> [WHAT IS EXPECTED]
Can you render the lines from the start of the material through the line containing "portrait-photo: [242, 524, 404, 772]", inclusive, as a JSON list of strings, one per line, with blank lines left out?
• • • • •
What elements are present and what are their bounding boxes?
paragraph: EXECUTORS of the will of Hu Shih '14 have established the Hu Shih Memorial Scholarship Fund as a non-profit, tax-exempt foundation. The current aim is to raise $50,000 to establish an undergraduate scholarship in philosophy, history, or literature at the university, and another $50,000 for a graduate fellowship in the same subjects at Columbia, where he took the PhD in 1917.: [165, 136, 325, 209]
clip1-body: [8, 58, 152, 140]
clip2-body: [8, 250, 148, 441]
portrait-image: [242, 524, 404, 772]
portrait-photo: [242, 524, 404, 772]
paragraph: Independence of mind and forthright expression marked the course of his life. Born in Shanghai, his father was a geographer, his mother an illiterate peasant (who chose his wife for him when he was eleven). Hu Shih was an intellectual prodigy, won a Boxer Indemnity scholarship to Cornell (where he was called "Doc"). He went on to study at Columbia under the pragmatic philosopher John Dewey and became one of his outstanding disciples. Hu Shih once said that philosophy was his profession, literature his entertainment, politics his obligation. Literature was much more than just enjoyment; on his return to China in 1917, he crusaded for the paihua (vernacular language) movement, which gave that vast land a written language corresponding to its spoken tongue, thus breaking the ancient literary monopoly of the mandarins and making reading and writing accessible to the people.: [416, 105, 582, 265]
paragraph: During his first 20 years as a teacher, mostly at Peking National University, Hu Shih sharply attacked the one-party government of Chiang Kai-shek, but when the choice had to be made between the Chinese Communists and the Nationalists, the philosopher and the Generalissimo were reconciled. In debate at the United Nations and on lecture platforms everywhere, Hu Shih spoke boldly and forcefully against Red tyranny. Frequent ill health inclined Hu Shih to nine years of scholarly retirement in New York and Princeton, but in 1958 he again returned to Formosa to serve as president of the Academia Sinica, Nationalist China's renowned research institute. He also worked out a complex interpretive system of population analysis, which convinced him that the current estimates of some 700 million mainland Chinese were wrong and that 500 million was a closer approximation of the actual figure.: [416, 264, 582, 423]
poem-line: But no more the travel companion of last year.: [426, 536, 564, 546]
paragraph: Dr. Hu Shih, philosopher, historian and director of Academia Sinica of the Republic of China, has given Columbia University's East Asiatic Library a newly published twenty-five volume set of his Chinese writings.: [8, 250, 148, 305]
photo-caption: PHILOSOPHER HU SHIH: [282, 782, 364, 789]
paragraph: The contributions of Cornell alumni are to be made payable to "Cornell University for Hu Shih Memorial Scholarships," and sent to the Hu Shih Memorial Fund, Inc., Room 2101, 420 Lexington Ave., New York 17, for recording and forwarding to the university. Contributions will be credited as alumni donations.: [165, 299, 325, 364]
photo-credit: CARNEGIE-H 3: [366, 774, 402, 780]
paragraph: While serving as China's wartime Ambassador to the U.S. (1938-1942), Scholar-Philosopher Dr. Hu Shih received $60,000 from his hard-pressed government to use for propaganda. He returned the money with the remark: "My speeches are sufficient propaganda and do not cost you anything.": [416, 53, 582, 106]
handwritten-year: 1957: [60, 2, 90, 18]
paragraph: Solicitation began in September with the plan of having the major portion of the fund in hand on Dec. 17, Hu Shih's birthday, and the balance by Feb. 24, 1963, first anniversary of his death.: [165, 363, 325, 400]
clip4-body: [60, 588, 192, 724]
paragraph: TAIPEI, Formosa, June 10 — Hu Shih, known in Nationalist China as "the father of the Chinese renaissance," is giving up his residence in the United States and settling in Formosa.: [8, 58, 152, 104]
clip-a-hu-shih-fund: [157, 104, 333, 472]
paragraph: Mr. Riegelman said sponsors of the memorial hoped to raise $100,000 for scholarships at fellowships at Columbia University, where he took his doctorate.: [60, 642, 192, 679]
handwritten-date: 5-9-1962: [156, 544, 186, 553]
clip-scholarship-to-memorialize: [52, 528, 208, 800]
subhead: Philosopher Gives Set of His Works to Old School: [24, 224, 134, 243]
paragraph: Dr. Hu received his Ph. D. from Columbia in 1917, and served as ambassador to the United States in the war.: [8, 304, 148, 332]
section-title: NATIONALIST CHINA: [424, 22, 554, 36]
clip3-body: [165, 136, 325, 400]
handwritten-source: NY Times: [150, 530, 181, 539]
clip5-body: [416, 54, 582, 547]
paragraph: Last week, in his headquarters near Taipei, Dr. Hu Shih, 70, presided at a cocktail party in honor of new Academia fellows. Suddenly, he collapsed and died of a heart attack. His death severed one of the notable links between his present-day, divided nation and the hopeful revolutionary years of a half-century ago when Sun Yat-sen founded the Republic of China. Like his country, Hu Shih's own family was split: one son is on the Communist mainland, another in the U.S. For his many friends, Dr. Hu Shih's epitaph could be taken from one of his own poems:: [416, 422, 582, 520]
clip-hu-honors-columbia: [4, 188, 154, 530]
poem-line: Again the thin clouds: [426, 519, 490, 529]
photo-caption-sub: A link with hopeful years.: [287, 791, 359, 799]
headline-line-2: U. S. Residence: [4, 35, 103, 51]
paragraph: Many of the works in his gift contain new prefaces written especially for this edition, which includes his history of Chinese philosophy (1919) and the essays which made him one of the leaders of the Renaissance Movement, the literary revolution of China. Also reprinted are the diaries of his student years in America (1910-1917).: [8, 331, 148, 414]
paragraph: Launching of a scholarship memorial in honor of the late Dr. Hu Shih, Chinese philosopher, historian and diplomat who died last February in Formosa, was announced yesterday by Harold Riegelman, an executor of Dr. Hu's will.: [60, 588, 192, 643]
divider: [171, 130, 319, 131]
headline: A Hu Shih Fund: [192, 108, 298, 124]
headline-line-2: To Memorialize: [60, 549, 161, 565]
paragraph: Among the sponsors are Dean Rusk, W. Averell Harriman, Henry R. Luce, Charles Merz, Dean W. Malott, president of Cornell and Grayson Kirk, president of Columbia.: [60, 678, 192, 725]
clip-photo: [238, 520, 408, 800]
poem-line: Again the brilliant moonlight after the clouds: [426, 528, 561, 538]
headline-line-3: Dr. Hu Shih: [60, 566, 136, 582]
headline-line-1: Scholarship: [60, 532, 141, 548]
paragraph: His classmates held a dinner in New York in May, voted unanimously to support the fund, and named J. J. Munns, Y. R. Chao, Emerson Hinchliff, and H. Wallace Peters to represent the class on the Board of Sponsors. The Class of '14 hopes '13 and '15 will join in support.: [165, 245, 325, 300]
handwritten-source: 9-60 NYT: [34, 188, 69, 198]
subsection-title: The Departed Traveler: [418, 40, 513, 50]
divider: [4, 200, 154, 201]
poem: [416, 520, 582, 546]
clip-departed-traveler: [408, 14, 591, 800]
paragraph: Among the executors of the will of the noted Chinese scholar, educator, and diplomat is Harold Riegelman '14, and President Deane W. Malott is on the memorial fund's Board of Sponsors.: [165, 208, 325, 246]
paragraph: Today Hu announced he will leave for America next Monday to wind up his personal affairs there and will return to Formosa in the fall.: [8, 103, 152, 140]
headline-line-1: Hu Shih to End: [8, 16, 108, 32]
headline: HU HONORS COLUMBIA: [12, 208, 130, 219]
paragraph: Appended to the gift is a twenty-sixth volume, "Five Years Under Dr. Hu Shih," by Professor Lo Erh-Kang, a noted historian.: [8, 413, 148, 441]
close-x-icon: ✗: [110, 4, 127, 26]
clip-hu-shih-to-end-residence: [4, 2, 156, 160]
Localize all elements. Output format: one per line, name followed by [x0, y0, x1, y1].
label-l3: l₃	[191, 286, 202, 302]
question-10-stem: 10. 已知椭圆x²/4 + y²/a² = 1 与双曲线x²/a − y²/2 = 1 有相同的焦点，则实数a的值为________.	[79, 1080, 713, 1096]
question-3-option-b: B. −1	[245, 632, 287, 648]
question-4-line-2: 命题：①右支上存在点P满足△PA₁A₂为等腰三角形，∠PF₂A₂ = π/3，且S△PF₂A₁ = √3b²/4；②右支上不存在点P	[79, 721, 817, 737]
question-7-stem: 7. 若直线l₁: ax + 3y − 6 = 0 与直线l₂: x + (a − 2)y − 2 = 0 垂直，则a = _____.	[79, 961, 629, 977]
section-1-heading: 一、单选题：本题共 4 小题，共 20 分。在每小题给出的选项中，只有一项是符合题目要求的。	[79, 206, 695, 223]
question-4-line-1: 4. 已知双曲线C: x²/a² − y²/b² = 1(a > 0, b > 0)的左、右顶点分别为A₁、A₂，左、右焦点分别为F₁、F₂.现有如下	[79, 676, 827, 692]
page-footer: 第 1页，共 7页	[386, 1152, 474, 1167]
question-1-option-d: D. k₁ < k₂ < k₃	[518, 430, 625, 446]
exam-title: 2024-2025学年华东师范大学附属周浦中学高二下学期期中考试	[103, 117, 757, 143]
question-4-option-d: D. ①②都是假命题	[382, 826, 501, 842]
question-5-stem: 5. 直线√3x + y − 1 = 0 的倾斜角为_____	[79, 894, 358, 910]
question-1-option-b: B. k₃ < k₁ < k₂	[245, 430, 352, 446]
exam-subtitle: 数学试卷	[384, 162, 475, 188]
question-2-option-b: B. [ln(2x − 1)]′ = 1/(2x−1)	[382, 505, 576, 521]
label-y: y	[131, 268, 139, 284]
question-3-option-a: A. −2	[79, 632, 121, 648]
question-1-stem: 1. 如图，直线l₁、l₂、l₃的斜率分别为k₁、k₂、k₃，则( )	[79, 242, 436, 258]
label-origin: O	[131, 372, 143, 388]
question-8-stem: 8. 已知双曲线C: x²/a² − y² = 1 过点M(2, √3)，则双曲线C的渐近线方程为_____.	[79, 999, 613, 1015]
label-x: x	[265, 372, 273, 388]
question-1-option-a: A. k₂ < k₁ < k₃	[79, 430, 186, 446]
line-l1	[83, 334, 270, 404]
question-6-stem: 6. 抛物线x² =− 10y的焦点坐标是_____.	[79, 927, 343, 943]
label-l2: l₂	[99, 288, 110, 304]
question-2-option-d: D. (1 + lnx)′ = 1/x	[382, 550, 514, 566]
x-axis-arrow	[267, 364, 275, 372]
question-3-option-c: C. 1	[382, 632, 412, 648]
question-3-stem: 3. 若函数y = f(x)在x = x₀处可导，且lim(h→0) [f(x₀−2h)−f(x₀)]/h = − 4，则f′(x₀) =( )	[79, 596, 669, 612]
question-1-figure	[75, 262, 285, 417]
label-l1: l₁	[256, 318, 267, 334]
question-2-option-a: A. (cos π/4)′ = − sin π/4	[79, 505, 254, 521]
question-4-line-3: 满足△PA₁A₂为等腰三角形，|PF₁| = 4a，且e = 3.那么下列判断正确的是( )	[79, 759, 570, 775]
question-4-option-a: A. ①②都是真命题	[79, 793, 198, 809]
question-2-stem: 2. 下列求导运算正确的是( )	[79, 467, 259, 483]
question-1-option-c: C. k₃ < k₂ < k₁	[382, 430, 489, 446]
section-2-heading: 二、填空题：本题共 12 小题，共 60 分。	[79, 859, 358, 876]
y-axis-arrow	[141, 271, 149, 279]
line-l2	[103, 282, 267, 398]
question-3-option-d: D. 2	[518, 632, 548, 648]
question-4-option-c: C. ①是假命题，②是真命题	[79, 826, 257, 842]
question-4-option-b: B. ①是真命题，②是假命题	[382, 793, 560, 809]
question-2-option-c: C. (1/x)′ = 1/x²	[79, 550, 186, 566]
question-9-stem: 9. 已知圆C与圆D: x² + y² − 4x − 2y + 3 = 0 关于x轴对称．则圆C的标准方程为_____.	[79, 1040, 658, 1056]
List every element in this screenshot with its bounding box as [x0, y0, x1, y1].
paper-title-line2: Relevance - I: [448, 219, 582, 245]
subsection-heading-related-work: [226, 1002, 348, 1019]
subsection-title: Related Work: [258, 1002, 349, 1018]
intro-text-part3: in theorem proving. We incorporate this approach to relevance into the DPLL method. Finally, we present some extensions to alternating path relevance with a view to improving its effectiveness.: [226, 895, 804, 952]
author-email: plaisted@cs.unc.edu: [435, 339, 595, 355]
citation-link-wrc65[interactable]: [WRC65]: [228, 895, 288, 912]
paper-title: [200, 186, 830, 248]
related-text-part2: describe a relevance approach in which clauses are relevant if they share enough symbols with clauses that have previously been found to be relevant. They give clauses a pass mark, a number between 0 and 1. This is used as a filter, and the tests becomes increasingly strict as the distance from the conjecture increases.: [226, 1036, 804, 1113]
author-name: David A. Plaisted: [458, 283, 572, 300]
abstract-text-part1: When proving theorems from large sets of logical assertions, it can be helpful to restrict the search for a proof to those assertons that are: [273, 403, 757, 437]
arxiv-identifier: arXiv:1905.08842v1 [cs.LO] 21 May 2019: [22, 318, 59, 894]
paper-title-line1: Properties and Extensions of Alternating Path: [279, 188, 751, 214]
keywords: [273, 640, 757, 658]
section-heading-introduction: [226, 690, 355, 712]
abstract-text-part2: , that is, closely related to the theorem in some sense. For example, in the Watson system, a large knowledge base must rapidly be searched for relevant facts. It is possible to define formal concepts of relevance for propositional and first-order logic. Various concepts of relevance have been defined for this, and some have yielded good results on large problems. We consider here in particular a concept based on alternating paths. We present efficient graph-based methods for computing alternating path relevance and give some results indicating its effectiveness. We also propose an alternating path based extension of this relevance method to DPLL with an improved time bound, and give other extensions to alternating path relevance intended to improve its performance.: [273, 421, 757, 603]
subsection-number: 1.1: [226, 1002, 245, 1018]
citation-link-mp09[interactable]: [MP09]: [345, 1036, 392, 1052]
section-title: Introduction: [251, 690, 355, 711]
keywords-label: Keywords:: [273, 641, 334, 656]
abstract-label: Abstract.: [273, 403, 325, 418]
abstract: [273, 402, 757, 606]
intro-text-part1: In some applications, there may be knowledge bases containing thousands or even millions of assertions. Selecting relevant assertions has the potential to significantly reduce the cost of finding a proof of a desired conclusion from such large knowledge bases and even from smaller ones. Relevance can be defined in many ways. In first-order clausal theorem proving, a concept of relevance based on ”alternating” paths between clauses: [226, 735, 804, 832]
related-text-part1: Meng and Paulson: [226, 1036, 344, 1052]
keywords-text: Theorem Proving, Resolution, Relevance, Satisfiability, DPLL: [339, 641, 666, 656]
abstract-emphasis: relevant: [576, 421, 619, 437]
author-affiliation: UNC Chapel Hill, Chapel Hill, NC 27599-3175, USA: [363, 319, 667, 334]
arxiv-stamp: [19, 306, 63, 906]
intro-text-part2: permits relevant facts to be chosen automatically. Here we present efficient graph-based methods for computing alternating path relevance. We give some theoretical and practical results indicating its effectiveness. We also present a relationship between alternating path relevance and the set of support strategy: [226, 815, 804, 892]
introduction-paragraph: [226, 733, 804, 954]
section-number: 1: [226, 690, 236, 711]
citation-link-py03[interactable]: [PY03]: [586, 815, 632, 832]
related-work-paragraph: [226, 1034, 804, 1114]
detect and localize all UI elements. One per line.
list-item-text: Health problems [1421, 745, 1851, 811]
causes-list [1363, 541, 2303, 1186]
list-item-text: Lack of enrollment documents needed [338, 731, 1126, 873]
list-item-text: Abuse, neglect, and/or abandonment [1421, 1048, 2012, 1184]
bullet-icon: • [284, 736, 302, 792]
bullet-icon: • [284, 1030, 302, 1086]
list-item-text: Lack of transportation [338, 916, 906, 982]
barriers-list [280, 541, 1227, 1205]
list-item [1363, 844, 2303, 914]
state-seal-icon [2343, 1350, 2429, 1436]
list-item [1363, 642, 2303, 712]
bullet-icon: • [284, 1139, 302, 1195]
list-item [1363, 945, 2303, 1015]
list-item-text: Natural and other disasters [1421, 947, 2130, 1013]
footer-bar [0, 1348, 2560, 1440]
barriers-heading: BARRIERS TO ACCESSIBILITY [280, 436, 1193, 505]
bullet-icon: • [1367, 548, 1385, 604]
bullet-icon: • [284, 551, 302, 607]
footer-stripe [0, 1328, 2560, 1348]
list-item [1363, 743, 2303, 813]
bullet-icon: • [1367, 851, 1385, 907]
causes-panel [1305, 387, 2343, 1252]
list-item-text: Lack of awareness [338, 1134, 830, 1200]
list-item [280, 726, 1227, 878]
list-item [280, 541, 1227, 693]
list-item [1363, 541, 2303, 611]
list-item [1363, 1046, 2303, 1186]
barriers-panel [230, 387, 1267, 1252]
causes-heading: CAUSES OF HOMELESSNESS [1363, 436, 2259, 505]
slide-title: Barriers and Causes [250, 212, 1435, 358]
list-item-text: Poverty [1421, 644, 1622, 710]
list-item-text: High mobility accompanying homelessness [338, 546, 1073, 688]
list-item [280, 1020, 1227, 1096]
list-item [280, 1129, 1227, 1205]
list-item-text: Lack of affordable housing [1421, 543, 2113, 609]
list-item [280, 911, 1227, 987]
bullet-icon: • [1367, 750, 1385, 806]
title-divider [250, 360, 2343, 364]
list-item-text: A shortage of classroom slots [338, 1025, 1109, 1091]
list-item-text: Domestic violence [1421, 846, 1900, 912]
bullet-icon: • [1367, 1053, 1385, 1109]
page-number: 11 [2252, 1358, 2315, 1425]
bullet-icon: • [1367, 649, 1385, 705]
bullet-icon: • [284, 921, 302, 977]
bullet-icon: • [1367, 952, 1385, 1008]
• • • • •
> [OUTPUT OF THE TASK]
[
  "What elements are present and what are their bounding boxes?",
  "paragraph: EXECUTORS of the will of Hu Shih '14 have established the Hu Shih Memorial Scholarship Fund as a non-profit, tax-exempt foundation. The current aim is to raise $50,000 to establish an undergraduate scholarship in philosophy, history, or literature at the university, and another $50,000 for a graduate fellowship in the same subjects at Columbia, where he took the PhD in 1917.: [165, 136, 325, 209]",
  "clip1-body: [8, 58, 152, 140]",
  "clip2-body: [8, 250, 148, 441]",
  "portrait-image: [242, 524, 404, 772]",
  "portrait-photo: [242, 524, 404, 772]"
]